Task statement: Using the data below, copy each line that includes the word "Applied".
------ Source material ------
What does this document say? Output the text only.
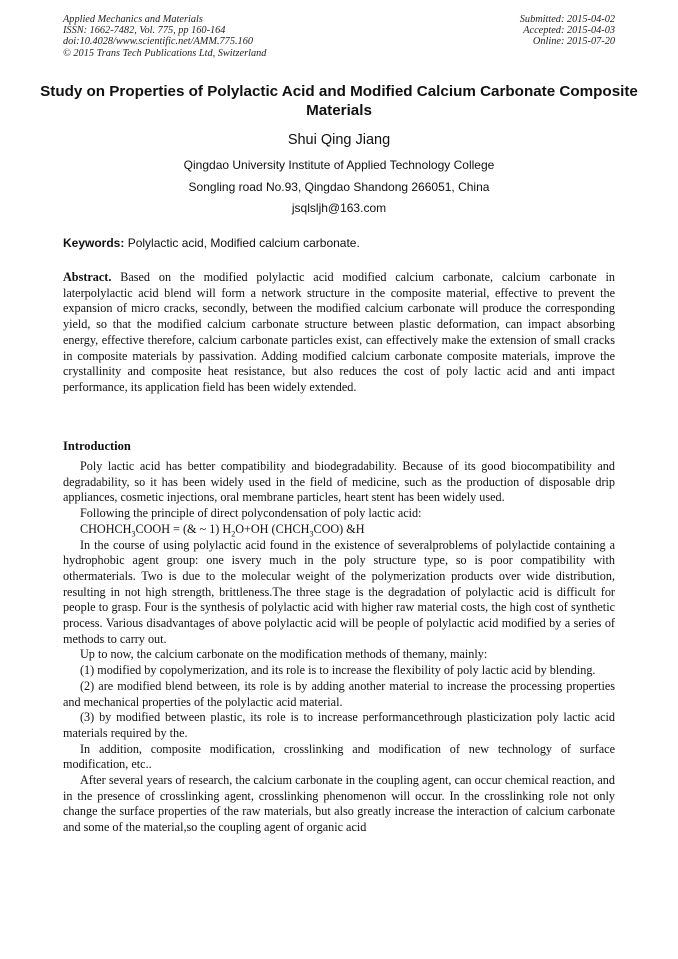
Applied Mechanics and Materials
ISSN: 1662-7482, Vol. 775, pp 160-164
doi:10.4028/www.scientific.net/AMM.775.160
© 2015 Trans Tech Publications Ltd, Switzerland
Submitted: 2015-04-02
Accepted: 2015-04-03
Online: 2015-07-20
Study on Properties of Polylactic Acid and Modified Calcium Carbonate Composite Materials
Shui Qing Jiang
Qingdao University Institute of Applied Technology College
Songling road No.93, Qingdao Shandong 266051, China
jsqlsljh@163.com
Keywords: Polylactic acid, Modified calcium carbonate.
Abstract. Based on the modified polylactic acid modified calcium carbonate, calcium carbonate in laterpolylactic acid blend will form a network structure in the composite material, effective to prevent the expansion of micro cracks, secondly, between the modified calcium carbonate will produce the corresponding yield, so that the modified calcium carbonate structure between plastic deformation, can impact absorbing energy, effective therefore, calcium carbonate particles exist, can effectively make the extension of small cracks in composite materials by passivation. Adding modified calcium carbonate composite materials, improve the crystallinity and composite heat resistance, but also reduces the cost of poly lactic acid and anti impact performance, its application field has been widely extended.
Introduction

Poly lactic acid has better compatibility and biodegradability. Because of its good biocompatibility and degradability, so it has been widely used in the field of medicine, such as the production of disposable drip appliances, cosmetic injections, oral membrane particles, heart stent has been widely used.

Following the principle of direct polycondensation of poly lactic acid:

$CHOHCH_3COOH$ = (& ~ 1) $H_2O+OH$ $(CHCH_3COO)$ &H

In the course of using polylactic acid found in the existence of severalproblems of polylactide containing a hydrophobic agent group: one isvery much in the poly structure type, so is poor compatibility with othermaterials. Two is due to the molecular weight of the polymerization products over wide distribution, resulting in not high strength, brittleness.The three stage is the degradation of polylactic acid is difficult for people to grasp. Four is the synthesis of polylactic acid with higher raw material costs, the high cost of synthetic process. Various disadvantages of above polylactic acid will be people of polylactic acid modified by a series of methods to carry out.

Up to now, the calcium carbonate on the modification methods of themany, mainly:

(1) modified by copolymerization, and its role is to increase the flexibility of poly lactic acid by blending.

(2) are modified blend between, its role is by adding another material to increase the processing properties and mechanical properties of the polylactic acid material.

(3) by modified between plastic, its role is to increase performancethrough plasticization poly lactic acid materials required by the.

In addition, composite modification, crosslinking and modification of new technology of surface modification, etc..

After several years of research, the calcium carbonate in the coupling agent, can occur chemical reaction, and in the presence of crosslinking agent, crosslinking phenomenon will occur. In the crosslinking role not only change the surface properties of the raw materials, but also greatly increase the interaction of calcium carbonate and some of the material,so the coupling agent of organic acid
------
Complete answer:
Applied Mechanics and Materials
Qingdao University Institute of Applied Technology College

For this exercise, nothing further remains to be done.